→ **What needs to be done**
The records below are to be quoted in full; please keep every word exact.

→ **Records supplied**
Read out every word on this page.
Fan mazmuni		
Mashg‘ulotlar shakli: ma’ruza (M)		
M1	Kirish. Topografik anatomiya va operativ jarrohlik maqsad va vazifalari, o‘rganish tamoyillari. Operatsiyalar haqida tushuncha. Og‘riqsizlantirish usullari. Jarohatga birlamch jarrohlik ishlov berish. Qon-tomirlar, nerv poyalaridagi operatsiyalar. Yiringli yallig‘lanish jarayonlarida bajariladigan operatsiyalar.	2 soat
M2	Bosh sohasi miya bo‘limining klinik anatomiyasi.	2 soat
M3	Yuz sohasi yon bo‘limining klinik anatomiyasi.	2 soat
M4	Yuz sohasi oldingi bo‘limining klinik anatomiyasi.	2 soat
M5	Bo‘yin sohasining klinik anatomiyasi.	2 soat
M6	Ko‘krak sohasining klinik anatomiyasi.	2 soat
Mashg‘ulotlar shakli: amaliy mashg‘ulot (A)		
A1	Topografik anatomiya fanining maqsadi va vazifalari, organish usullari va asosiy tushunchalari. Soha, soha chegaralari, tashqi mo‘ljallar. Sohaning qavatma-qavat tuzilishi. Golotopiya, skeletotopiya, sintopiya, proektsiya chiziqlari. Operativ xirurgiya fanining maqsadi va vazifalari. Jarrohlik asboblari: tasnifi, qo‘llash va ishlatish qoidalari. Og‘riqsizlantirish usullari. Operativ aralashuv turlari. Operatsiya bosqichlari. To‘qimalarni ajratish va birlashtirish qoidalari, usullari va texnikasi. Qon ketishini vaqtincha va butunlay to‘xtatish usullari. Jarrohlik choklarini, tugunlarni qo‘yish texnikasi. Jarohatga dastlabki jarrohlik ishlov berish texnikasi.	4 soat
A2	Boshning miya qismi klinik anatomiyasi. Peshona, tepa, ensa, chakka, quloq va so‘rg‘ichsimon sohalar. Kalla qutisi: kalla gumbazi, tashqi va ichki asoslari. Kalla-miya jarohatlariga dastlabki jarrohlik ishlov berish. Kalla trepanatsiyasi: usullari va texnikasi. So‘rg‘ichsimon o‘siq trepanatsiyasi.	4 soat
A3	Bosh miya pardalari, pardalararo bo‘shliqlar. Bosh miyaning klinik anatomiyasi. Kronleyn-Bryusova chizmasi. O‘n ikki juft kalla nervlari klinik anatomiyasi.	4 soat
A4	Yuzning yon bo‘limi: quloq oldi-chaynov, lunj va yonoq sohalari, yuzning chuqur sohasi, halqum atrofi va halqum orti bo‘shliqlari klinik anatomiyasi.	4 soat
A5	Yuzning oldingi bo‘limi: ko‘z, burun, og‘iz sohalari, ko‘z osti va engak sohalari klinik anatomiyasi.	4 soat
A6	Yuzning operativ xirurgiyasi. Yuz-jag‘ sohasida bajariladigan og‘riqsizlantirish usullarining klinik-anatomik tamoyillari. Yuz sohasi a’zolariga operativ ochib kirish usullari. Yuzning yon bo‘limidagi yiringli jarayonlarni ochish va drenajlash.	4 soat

→ **In response**
Read out every word on this page.
Fan mazmuni		
Mashg‘ulotlar shakli: ma’ruza (M)		
M1	Kirish. Topografik anatomiya va operativ jarrohlik maqsad va vazifalari, o‘rganish tamoyillari. Operatsiyalar haqida tushuncha. Og‘riqsizlantirish usullari. Jarohatga birlamch jarrohlik ishlov berish. Qon-tomirlar, nerv poyalaridagi operatsiyalar. Yiringli yallig‘lanish jarayonlarida bajariladigan operatsiyalar.	2 soat
M2	Bosh sohasi miya bo‘limining klinik anatomiyasi.	2 soat
M3	Yuz sohasi yon bo‘limining klinik anatomiyasi.	2 soat
M4	Yuz sohasi oldingi bo‘limining klinik anatomiyasi.	2 soat
M5	Bo‘yin sohasining klinik anatomiyasi.	2 soat
M6	Ko‘krak sohasining klinik anatomiyasi.	2 soat
Mashg‘ulotlar shakli: amaliy mashg‘ulot (A)		
A1	Topografik anatomiya fanining maqsadi va vazifalari, organish usullari va asosiy tushunchalari. Soha, soha chegaralari, tashqi mo‘ljallar. Sohaning qavatma-qavat tuzilishi. Golotopiya, skeletotopiya, sintopiya, proektsiya chiziqlari. Operativ xirurgiya fanining maqsadi va vazifalari. Jarrohlik asboblari: tasnifi, qo‘llash va ishlatish qoidalari. Og‘riqsizlantirish usullari. Operativ aralashuv turlari. Operatsiya bosqichlari. To‘qimalarni ajratish va birlashtirish qoidalari, usullari va texnikasi. Qon ketishini vaqtincha va butunlay to‘xtatish usullari. Jarrohlik choklarini, tugunlarni qo‘yish texnikasi. Jarohatga dastlabki jarrohlik ishlov berish texnikasi.	4 soat
A2	Boshning miya qismi klinik anatomiyasi. Peshona, tepa, ensa, chakka, quloq va so‘rg‘ichsimon sohalar. Kalla qutisi: kalla gumbazi, tashqi va ichki asoslari. Kalla-miya jarohatlariga dastlabki jarrohlik ishlov berish. Kalla trepanatsiyasi: usullari va texnikasi. So‘rg‘ichsimon o‘siq trepanatsiyasi.	4 soat
A3	Bosh miya pardalari, pardalararo bo‘shliqlar. Bosh miyaning klinik anatomiyasi. Kronleyn-Bryusova chizmasi. O‘n ikki juft kalla nervlari klinik anatomiyasi.	4 soat
A4	Yuzning yon bo‘limi: quloq oldi-chaynov, lunj va yonoq sohalari, yuzning chuqur sohasi, halqum atrofi va halqum orti bo‘shliqlari klinik anatomiyasi.	4 soat
A5	Yuzning oldingi bo‘limi: ko‘z, burun, og‘iz sohalari, ko‘z osti va engak sohalari klinik anatomiyasi.	4 soat
A6	Yuzning operativ xirurgiyasi. Yuz-jag‘ sohasida bajariladigan og‘riqsizlantirish usullarining klinik-anatomik tamoyillari. Yuz sohasi a’zolariga operativ ochib kirish usullari. Yuzning yon bo‘limidagi yiringli jarayonlarni ochish va drenajlash.	4 soat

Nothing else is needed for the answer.